== Exercise goal ==
Images excluded, repeat each entry below exactly.

--- BEGIN ---

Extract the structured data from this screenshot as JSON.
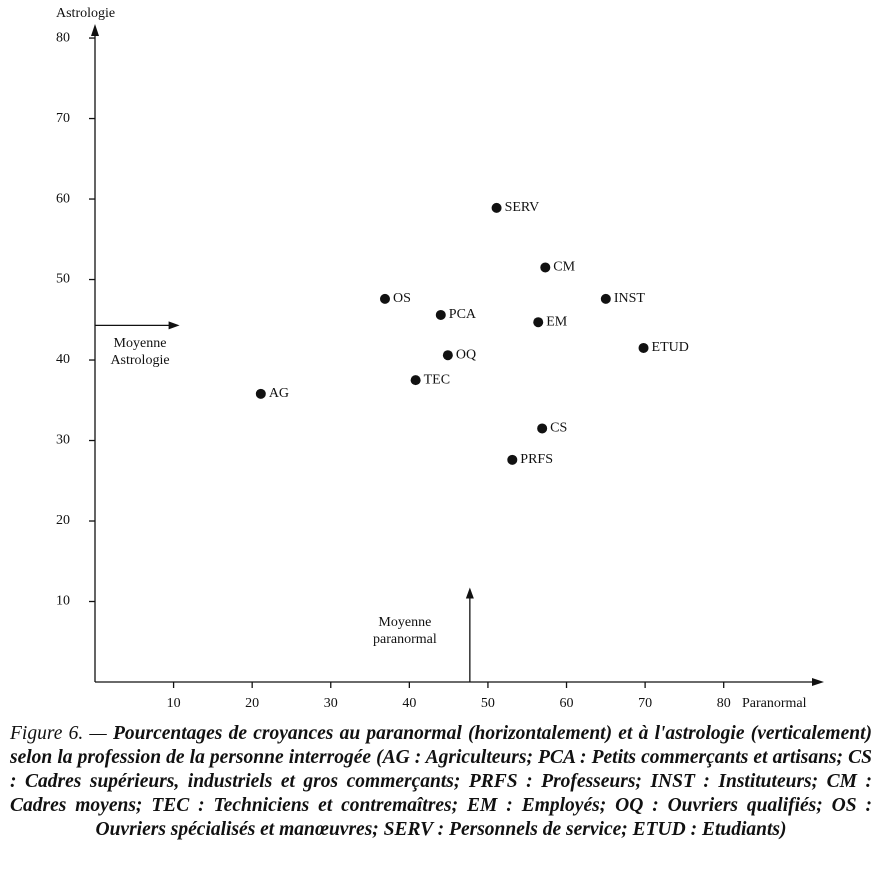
{
  "chart_data": {
    "type": "scatter",
    "x_label": "Paranormal",
    "y_label": "Astrologie",
    "xlim": [
      0,
      92
    ],
    "ylim": [
      0,
      81
    ],
    "xticks": [
      10,
      20,
      30,
      40,
      50,
      60,
      70,
      80
    ],
    "yticks": [
      10,
      20,
      30,
      40,
      50,
      60,
      70,
      80
    ],
    "color": "#111111",
    "categories": [
      "SERV",
      "CM",
      "INST",
      "OS",
      "PCA",
      "EM",
      "ETUD",
      "OQ",
      "TEC",
      "AG",
      "CS",
      "PRFS"
    ],
    "x": [
      51.1,
      57.3,
      65.0,
      36.9,
      44.0,
      56.4,
      69.8,
      44.9,
      40.8,
      21.1,
      56.9,
      53.1
    ],
    "values": [
      58.9,
      51.5,
      47.6,
      47.6,
      45.6,
      44.7,
      41.5,
      40.6,
      37.5,
      35.8,
      31.5,
      27.6
    ],
    "annotations": [
      {
        "label": "Moyenne Astrologie",
        "axis": "y",
        "value": 44.3
      },
      {
        "label": "Moyenne paranormal",
        "axis": "x",
        "value": 47.7
      }
    ],
    "caption_label": "Figure 6. —",
    "caption": "Pourcentages de croyances au paranormal (horizontalement) et à l'astrologie (verticalement) selon la profession de la personne interrogée (AG : Agriculteurs; PCA : Petits commerçants et artisans; CS : Cadres supérieurs, industriels et gros commerçants; PRFS : Professeurs; INST : Instituteurs; CM : Cadres moyens; TEC : Techniciens et contremaîtres; EM : Employés; OQ : Ouvriers qualifiés; OS : Ouvriers spécialisés et manœuvres; SERV : Personnels de service; ETUD : Etudiants)"
  }
}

--- END ---

== Correct result ==
Extract the structured data from this screenshot as JSON.
{
  "chart_data": {
    "type": "scatter",
    "x_label": "Paranormal",
    "y_label": "Astrologie",
    "xlim": [
      0,
      92
    ],
    "ylim": [
      0,
      81
    ],
    "xticks": [
      10,
      20,
      30,
      40,
      50,
      60,
      70,
      80
    ],
    "yticks": [
      10,
      20,
      30,
      40,
      50,
      60,
      70,
      80
    ],
    "color": "#111111",
    "categories": [
      "SERV",
      "CM",
      "INST",
      "OS",
      "PCA",
      "EM",
      "ETUD",
      "OQ",
      "TEC",
      "AG",
      "CS",
      "PRFS"
    ],
    "x": [
      51.1,
      57.3,
      65.0,
      36.9,
      44.0,
      56.4,
      69.8,
      44.9,
      40.8,
      21.1,
      56.9,
      53.1
    ],
    "values": [
      58.9,
      51.5,
      47.6,
      47.6,
      45.6,
      44.7,
      41.5,
      40.6,
      37.5,
      35.8,
      31.5,
      27.6
    ],
    "annotations": [
      {
        "label": "Moyenne Astrologie",
        "axis": "y",
        "value": 44.3
      },
      {
        "label": "Moyenne paranormal",
        "axis": "x",
        "value": 47.7
      }
    ],
    "caption_label": "Figure 6. —",
    "caption": "Pourcentages de croyances au paranormal (horizontalement) et à l'astrologie (verticalement) selon la profession de la personne interrogée (AG : Agriculteurs; PCA : Petits commerçants et artisans; CS : Cadres supérieurs, industriels et gros commerçants; PRFS : Professeurs; INST : Instituteurs; CM : Cadres moyens; TEC : Techniciens et contremaîtres; EM : Employés; OQ : Ouvriers qualifiés; OS : Ouvriers spécialisés et manœuvres; SERV : Personnels de service; ETUD : Etudiants)"
  }
}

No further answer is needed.